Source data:
◆ ◆ ◆ ◆ ◆

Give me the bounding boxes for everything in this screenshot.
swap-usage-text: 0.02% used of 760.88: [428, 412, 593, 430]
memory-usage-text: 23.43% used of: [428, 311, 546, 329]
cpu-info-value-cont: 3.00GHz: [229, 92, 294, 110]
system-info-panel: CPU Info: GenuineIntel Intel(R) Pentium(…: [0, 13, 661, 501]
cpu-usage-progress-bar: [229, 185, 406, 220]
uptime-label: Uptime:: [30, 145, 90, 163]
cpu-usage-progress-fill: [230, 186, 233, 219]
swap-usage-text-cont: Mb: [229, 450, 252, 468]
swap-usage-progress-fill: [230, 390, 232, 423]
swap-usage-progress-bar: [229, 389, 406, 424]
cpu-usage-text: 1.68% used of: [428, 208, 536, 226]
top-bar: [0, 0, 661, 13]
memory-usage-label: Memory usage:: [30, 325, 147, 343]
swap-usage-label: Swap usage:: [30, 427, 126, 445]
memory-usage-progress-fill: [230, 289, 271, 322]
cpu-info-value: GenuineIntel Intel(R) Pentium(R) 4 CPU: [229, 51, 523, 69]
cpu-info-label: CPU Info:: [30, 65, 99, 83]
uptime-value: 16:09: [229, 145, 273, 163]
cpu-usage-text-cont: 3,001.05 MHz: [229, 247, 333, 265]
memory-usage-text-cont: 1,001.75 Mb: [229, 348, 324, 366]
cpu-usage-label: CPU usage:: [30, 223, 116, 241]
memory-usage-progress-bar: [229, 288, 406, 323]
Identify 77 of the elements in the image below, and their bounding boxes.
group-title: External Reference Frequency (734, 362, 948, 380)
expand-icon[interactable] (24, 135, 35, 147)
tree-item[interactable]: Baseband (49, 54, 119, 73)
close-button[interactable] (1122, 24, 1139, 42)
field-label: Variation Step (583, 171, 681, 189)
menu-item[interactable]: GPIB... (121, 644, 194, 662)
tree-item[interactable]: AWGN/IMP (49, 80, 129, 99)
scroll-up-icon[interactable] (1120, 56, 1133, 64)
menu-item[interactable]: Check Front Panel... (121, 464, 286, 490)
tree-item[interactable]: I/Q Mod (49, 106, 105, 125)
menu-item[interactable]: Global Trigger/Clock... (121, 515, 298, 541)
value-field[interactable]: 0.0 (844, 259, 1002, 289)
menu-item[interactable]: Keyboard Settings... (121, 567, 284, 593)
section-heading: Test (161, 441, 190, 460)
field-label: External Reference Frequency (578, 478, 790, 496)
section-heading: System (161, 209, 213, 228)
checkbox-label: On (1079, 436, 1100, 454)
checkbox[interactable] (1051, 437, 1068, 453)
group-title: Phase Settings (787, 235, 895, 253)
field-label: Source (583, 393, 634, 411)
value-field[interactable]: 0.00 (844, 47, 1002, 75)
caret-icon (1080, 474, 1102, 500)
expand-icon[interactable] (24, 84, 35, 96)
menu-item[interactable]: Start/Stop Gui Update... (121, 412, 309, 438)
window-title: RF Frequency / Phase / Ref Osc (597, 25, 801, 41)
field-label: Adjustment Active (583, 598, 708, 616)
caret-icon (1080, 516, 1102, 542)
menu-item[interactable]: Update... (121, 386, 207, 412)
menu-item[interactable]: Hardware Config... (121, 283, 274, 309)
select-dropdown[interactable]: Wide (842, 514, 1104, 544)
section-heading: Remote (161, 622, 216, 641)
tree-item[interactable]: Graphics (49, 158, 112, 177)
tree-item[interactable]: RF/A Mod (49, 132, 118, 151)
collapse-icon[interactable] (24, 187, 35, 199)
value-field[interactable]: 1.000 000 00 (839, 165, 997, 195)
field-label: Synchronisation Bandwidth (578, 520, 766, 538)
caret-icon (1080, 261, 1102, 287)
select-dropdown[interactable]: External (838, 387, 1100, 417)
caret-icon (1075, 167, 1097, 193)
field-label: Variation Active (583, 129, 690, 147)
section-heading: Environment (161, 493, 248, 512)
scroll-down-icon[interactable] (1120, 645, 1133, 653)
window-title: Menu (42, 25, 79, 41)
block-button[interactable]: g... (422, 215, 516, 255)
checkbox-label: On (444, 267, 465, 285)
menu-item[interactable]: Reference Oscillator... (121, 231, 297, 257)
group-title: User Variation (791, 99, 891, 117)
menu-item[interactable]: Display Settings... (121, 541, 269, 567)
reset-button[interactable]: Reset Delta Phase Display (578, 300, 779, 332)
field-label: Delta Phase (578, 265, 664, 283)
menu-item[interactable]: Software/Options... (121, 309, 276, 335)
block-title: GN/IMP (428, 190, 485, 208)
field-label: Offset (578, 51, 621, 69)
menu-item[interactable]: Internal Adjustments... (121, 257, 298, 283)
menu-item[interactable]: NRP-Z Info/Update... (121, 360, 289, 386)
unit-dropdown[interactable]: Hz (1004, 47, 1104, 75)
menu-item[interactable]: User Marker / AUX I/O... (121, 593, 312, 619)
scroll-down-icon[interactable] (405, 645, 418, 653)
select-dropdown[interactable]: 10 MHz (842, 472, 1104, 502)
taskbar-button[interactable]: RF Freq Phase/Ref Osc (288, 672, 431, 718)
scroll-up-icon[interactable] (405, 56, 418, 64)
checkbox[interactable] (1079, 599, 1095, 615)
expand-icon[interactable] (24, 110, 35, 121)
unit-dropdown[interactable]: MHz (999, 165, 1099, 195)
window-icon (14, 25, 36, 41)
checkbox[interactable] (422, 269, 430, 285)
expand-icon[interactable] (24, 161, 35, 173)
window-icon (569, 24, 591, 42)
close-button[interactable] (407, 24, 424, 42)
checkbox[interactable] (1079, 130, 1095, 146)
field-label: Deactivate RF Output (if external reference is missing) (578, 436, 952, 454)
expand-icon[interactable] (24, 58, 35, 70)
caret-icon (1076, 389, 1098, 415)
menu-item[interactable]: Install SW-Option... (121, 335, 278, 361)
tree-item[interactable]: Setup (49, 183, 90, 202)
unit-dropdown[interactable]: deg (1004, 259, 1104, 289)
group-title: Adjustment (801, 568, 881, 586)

◆ ◆ ◆ ◆ ◆

= Your objective =
In the rows from the start of the source data through the line containing "field-label: Source (583, 393, 634, 411)", replace "menu-item" with "menu-entry" and leave everything else as it is.

= Written answer =
Give me the bounding boxes for everything in this screenshot.
swap-usage-text: 0.02% used of 760.88: [428, 412, 593, 430]
memory-usage-text: 23.43% used of: [428, 311, 546, 329]
cpu-info-value-cont: 3.00GHz: [229, 92, 294, 110]
system-info-panel: CPU Info: GenuineIntel Intel(R) Pentium(…: [0, 13, 661, 501]
cpu-usage-progress-bar: [229, 185, 406, 220]
uptime-label: Uptime:: [30, 145, 90, 163]
cpu-usage-progress-fill: [230, 186, 233, 219]
swap-usage-text-cont: Mb: [229, 450, 252, 468]
swap-usage-progress-fill: [230, 390, 232, 423]
swap-usage-progress-bar: [229, 389, 406, 424]
cpu-usage-text: 1.68% used of: [428, 208, 536, 226]
top-bar: [0, 0, 661, 13]
memory-usage-label: Memory usage:: [30, 325, 147, 343]
swap-usage-label: Swap usage:: [30, 427, 126, 445]
memory-usage-progress-fill: [230, 289, 271, 322]
cpu-info-value: GenuineIntel Intel(R) Pentium(R) 4 CPU: [229, 51, 523, 69]
cpu-info-label: CPU Info:: [30, 65, 99, 83]
uptime-value: 16:09: [229, 145, 273, 163]
cpu-usage-text-cont: 3,001.05 MHz: [229, 247, 333, 265]
memory-usage-text-cont: 1,001.75 Mb: [229, 348, 324, 366]
cpu-usage-label: CPU usage:: [30, 223, 116, 241]
memory-usage-progress-bar: [229, 288, 406, 323]
Identify 77 of the elements in the image below, and their bounding boxes.
group-title: External Reference Frequency (734, 362, 948, 380)
expand-icon[interactable] (24, 135, 35, 147)
tree-item[interactable]: Baseband (49, 54, 119, 73)
close-button[interactable] (1122, 24, 1139, 42)
field-label: Variation Step (583, 171, 681, 189)
menu-entry[interactable]: GPIB... (121, 644, 194, 662)
tree-item[interactable]: AWGN/IMP (49, 80, 129, 99)
scroll-up-icon[interactable] (1120, 56, 1133, 64)
menu-entry[interactable]: Check Front Panel... (121, 464, 286, 490)
tree-item[interactable]: I/Q Mod (49, 106, 105, 125)
menu-entry[interactable]: Global Trigger/Clock... (121, 515, 298, 541)
value-field[interactable]: 0.0 (844, 259, 1002, 289)
menu-entry[interactable]: Keyboard Settings... (121, 567, 284, 593)
section-heading: Test (161, 441, 190, 460)
field-label: External Reference Frequency (578, 478, 790, 496)
section-heading: System (161, 209, 213, 228)
checkbox-label: On (1079, 436, 1100, 454)
checkbox[interactable] (1051, 437, 1068, 453)
group-title: Phase Settings (787, 235, 895, 253)
field-label: Source (583, 393, 634, 411)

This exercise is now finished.